:: Extracted data entries ::
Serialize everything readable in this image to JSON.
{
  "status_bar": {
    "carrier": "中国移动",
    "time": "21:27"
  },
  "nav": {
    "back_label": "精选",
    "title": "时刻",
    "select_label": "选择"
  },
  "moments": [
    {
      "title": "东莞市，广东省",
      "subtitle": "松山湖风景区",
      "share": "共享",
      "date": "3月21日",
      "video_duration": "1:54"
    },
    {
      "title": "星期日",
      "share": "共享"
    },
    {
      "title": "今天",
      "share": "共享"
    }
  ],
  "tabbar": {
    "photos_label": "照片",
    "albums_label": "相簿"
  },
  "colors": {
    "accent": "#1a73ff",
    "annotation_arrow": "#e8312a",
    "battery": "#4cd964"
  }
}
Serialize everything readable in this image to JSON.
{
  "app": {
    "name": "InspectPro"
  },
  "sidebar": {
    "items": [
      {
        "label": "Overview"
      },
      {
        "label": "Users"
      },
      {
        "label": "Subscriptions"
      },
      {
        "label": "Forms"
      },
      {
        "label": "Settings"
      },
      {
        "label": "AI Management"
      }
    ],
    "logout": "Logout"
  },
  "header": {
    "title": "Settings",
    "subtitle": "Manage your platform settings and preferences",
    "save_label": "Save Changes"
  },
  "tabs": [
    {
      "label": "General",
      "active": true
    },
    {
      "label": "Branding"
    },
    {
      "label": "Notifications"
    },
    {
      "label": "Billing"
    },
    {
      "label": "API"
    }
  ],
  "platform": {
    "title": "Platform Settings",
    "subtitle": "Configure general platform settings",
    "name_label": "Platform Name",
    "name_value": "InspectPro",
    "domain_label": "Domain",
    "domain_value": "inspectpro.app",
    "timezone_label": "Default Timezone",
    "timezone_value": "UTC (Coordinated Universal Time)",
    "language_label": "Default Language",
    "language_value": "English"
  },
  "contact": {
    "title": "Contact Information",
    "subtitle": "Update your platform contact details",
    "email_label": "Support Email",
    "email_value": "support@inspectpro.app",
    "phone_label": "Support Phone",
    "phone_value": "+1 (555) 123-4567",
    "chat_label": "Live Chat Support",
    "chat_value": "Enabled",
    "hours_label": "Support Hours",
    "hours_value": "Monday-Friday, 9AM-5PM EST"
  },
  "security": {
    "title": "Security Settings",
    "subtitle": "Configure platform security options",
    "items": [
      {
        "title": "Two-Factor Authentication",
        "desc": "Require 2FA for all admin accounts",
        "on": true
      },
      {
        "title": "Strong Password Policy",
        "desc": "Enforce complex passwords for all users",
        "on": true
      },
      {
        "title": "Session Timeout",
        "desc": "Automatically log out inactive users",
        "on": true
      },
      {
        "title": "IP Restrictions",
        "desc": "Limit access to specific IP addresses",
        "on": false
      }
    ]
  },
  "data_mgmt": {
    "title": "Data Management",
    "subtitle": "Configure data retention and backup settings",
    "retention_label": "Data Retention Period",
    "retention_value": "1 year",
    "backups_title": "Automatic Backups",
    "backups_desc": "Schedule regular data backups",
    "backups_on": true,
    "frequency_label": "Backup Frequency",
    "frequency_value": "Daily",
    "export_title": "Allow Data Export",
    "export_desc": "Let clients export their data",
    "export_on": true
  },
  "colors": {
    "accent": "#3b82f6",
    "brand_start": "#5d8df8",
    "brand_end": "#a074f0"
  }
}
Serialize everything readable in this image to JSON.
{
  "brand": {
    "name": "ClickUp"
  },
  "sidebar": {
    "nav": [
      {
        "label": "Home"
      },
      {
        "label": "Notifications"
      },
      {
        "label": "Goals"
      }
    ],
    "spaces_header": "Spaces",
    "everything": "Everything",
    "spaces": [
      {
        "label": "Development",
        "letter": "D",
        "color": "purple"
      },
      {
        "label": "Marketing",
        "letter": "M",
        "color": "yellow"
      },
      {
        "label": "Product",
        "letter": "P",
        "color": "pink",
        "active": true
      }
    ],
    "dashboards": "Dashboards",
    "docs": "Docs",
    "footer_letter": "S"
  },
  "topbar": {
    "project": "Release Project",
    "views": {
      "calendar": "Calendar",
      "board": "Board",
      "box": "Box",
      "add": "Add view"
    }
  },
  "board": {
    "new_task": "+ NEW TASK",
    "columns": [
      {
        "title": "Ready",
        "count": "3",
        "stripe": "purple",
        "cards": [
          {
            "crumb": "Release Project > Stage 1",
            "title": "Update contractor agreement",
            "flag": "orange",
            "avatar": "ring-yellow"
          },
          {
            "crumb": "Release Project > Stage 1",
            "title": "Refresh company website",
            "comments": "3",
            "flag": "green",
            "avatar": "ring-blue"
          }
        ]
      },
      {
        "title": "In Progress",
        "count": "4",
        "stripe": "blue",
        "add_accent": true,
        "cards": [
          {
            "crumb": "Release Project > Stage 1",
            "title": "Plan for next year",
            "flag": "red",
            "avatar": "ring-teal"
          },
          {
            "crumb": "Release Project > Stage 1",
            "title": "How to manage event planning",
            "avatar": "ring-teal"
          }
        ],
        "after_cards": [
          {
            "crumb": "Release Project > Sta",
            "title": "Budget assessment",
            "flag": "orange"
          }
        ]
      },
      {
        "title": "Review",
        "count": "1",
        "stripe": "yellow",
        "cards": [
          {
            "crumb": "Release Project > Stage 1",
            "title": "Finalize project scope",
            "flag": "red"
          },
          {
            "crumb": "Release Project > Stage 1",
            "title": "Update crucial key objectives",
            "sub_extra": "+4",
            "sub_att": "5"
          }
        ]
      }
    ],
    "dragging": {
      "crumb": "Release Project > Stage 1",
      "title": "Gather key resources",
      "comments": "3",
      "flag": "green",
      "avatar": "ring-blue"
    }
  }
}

:: The problem ::
The records above are to be copied in full, exactly as written.

:: Answer for this exercise ::
Serialize everything readable in this image to JSON.
{
  "status_bar": {
    "carrier": "中国移动",
    "time": "21:27"
  },
  "nav": {
    "back_label": "精选",
    "title": "时刻",
    "select_label": "选择"
  },
  "moments": [
    {
      "title": "东莞市，广东省",
      "subtitle": "松山湖风景区",
      "share": "共享",
      "date": "3月21日",
      "video_duration": "1:54"
    },
    {
      "title": "星期日",
      "share": "共享"
    },
    {
      "title": "今天",
      "share": "共享"
    }
  ],
  "tabbar": {
    "photos_label": "照片",
    "albums_label": "相簿"
  },
  "colors": {
    "accent": "#1a73ff",
    "annotation_arrow": "#e8312a",
    "battery": "#4cd964"
  }
}
Serialize everything readable in this image to JSON.
{
  "app": {
    "name": "InspectPro"
  },
  "sidebar": {
    "items": [
      {
        "label": "Overview"
      },
      {
        "label": "Users"
      },
      {
        "label": "Subscriptions"
      },
      {
        "label": "Forms"
      },
      {
        "label": "Settings"
      },
      {
        "label": "AI Management"
      }
    ],
    "logout": "Logout"
  },
  "header": {
    "title": "Settings",
    "subtitle": "Manage your platform settings and preferences",
    "save_label": "Save Changes"
  },
  "tabs": [
    {
      "label": "General",
      "active": true
    },
    {
      "label": "Branding"
    },
    {
      "label": "Notifications"
    },
    {
      "label": "Billing"
    },
    {
      "label": "API"
    }
  ],
  "platform": {
    "title": "Platform Settings",
    "subtitle": "Configure general platform settings",
    "name_label": "Platform Name",
    "name_value": "InspectPro",
    "domain_label": "Domain",
    "domain_value": "inspectpro.app",
    "timezone_label": "Default Timezone",
    "timezone_value": "UTC (Coordinated Universal Time)",
    "language_label": "Default Language",
    "language_value": "English"
  },
  "contact": {
    "title": "Contact Information",
    "subtitle": "Update your platform contact details",
    "email_label": "Support Email",
    "email_value": "support@inspectpro.app",
    "phone_label": "Support Phone",
    "phone_value": "+1 (555) 123-4567",
    "chat_label": "Live Chat Support",
    "chat_value": "Enabled",
    "hours_label": "Support Hours",
    "hours_value": "Monday-Friday, 9AM-5PM EST"
  },
  "security": {
    "title": "Security Settings",
    "subtitle": "Configure platform security options",
    "items": [
      {
        "title": "Two-Factor Authentication",
        "desc": "Require 2FA for all admin accounts",
        "on": true
      },
      {
        "title": "Strong Password Policy",
        "desc": "Enforce complex passwords for all users",
        "on": true
      },
      {
        "title": "Session Timeout",
        "desc": "Automatically log out inactive users",
        "on": true
      },
      {
        "title": "IP Restrictions",
        "desc": "Limit access to specific IP addresses",
        "on": false
      }
    ]
  },
  "data_mgmt": {
    "title": "Data Management",
    "subtitle": "Configure data retention and backup settings",
    "retention_label": "Data Retention Period",
    "retention_value": "1 year",
    "backups_title": "Automatic Backups",
    "backups_desc": "Schedule regular data backups",
    "backups_on": true,
    "frequency_label": "Backup Frequency",
    "frequency_value": "Daily",
    "export_title": "Allow Data Export",
    "export_desc": "Let clients export their data",
    "export_on": true
  },
  "colors": {
    "accent": "#3b82f6",
    "brand_start": "#5d8df8",
    "brand_end": "#a074f0"
  }
}
Serialize everything readable in this image to JSON.
{
  "brand": {
    "name": "ClickUp"
  },
  "sidebar": {
    "nav": [
      {
        "label": "Home"
      },
      {
        "label": "Notifications"
      },
      {
        "label": "Goals"
      }
    ],
    "spaces_header": "Spaces",
    "everything": "Everything",
    "spaces": [
      {
        "label": "Development",
        "letter": "D",
        "color": "purple"
      },
      {
        "label": "Marketing",
        "letter": "M",
        "color": "yellow"
      },
      {
        "label": "Product",
        "letter": "P",
        "color": "pink",
        "active": true
      }
    ],
    "dashboards": "Dashboards",
    "docs": "Docs",
    "footer_letter": "S"
  },
  "topbar": {
    "project": "Release Project",
    "views": {
      "calendar": "Calendar",
      "board": "Board",
      "box": "Box",
      "add": "Add view"
    }
  },
  "board": {
    "new_task": "+ NEW TASK",
    "columns": [
      {
        "title": "Ready",
        "count": "3",
        "stripe": "purple",
        "cards": [
          {
            "crumb": "Release Project > Stage 1",
            "title": "Update contractor agreement",
            "flag": "orange",
            "avatar": "ring-yellow"
          },
          {
            "crumb": "Release Project > Stage 1",
            "title": "Refresh company website",
            "comments": "3",
            "flag": "green",
            "avatar": "ring-blue"
          }
        ]
      },
      {
        "title": "In Progress",
        "count": "4",
        "stripe": "blue",
        "add_accent": true,
        "cards": [
          {
            "crumb": "Release Project > Stage 1",
            "title": "Plan for next year",
            "flag": "red",
            "avatar": "ring-teal"
          },
          {
            "crumb": "Release Project > Stage 1",
            "title": "How to manage event planning",
            "avatar": "ring-teal"
          }
        ],
        "after_cards": [
          {
            "crumb": "Release Project > Sta",
            "title": "Budget assessment",
            "flag": "orange"
          }
        ]
      },
      {
        "title": "Review",
        "count": "1",
        "stripe": "yellow",
        "cards": [
          {
            "crumb": "Release Project > Stage 1",
            "title": "Finalize project scope",
            "flag": "red"
          },
          {
            "crumb": "Release Project > Stage 1",
            "title": "Update crucial key objectives",
            "sub_extra": "+4",
            "sub_att": "5"
          }
        ]
      }
    ],
    "dragging": {
      "crumb": "Release Project > Stage 1",
      "title": "Gather key resources",
      "comments": "3",
      "flag": "green",
      "avatar": "ring-blue"
    }
  }
}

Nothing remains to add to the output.